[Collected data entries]

--*--

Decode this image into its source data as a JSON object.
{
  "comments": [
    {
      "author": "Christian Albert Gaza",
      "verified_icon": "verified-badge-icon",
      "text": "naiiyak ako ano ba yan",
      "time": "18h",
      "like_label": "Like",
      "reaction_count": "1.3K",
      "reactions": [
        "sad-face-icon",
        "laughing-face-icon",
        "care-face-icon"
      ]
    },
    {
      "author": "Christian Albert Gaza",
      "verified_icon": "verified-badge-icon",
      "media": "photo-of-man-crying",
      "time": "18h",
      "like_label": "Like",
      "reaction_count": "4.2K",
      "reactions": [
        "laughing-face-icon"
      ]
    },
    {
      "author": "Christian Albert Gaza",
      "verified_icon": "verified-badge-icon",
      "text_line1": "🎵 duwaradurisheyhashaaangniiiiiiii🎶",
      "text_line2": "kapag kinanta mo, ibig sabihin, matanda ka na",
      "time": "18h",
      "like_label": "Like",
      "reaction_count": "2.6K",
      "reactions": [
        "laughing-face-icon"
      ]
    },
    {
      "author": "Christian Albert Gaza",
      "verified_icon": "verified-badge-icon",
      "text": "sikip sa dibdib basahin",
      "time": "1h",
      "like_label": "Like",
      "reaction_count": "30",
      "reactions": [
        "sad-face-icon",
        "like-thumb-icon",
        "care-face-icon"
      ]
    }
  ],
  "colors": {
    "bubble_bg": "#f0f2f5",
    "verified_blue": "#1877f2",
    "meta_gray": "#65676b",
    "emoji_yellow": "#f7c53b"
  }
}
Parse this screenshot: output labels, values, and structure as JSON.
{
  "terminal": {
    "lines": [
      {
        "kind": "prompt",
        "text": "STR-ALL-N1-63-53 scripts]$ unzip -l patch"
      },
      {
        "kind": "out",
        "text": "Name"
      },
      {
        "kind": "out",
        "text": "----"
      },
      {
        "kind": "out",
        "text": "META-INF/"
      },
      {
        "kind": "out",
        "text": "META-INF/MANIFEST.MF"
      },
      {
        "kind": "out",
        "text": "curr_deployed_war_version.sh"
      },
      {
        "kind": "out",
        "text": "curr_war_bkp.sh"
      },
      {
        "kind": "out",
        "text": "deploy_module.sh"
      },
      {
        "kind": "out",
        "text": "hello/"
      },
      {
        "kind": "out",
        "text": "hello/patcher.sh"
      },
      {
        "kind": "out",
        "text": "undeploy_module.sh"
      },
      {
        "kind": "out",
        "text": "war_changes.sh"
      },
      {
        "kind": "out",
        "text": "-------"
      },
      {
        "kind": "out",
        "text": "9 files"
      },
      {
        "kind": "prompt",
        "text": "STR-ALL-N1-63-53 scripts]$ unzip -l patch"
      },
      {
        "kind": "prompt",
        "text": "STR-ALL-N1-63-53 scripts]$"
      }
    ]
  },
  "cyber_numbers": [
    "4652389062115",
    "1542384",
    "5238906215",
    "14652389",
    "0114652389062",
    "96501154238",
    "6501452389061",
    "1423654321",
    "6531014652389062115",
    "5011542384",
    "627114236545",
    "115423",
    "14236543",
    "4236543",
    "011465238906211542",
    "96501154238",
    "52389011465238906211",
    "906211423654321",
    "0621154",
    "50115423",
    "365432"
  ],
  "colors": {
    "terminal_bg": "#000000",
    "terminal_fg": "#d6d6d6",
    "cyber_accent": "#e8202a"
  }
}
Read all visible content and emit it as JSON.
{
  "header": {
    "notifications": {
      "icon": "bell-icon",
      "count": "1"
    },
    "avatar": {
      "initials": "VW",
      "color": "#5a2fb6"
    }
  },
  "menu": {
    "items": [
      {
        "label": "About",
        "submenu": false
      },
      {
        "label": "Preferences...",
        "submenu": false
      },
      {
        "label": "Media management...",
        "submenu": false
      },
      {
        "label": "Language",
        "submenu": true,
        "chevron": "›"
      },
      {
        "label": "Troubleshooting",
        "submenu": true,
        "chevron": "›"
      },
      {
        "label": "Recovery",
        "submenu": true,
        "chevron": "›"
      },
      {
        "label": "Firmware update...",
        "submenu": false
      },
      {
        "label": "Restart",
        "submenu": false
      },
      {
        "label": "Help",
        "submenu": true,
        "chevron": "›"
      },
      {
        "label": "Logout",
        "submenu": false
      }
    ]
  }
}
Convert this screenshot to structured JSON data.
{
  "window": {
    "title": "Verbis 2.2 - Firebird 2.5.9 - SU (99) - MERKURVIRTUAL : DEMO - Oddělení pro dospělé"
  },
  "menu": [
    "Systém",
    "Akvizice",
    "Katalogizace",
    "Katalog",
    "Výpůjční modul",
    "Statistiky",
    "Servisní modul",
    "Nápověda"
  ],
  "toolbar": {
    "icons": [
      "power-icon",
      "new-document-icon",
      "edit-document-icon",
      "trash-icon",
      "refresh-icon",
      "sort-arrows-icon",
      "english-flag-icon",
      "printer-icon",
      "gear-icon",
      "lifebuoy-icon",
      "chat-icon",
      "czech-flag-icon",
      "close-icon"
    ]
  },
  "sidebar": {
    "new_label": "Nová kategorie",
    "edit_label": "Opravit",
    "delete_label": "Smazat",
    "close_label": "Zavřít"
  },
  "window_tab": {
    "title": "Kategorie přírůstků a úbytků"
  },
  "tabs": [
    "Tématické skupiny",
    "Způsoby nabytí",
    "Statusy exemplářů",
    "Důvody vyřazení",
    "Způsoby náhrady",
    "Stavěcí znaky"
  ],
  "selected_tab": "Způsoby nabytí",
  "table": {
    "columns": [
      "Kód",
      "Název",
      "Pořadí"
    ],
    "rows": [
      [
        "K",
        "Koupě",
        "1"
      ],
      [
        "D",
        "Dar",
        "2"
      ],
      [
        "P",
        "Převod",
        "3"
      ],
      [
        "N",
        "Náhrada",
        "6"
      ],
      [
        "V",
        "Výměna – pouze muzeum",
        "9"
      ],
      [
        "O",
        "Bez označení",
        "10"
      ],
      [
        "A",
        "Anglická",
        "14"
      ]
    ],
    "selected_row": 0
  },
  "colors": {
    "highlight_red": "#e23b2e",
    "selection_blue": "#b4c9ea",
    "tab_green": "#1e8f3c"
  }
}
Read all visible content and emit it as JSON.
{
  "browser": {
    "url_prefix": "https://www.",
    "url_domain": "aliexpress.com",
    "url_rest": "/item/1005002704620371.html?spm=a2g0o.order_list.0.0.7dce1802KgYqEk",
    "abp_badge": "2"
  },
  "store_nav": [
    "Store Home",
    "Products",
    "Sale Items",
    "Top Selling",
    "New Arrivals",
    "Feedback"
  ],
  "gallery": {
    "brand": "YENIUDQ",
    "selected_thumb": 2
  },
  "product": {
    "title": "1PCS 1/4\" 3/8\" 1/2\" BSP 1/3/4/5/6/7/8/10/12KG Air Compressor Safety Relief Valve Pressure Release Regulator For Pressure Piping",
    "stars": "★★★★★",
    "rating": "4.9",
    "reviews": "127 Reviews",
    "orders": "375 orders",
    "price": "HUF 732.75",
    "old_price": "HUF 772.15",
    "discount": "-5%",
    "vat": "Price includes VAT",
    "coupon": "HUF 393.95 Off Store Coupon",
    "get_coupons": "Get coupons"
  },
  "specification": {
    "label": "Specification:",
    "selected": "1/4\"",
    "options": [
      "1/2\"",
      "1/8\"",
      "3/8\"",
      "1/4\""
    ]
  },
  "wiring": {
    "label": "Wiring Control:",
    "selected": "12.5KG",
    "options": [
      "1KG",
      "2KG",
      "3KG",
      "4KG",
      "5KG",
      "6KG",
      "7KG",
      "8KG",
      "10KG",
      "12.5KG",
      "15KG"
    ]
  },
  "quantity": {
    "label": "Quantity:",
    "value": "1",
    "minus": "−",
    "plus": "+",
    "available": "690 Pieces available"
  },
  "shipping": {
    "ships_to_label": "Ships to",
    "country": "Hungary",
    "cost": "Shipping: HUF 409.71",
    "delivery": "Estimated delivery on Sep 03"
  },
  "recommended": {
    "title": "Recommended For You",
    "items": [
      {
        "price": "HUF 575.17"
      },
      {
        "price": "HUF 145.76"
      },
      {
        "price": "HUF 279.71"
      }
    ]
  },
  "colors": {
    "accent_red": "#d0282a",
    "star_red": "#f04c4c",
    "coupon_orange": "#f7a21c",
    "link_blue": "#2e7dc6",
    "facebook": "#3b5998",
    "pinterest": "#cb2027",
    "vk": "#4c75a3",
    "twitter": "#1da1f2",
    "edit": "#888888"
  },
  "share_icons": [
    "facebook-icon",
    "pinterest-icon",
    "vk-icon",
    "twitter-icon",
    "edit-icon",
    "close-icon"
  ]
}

--*--

### [DIRECTION]
Lines in the records that hold the word "Způsoby" are to be counted; give only the total.

### [ANSWER FOR THIS EXERCISE]
3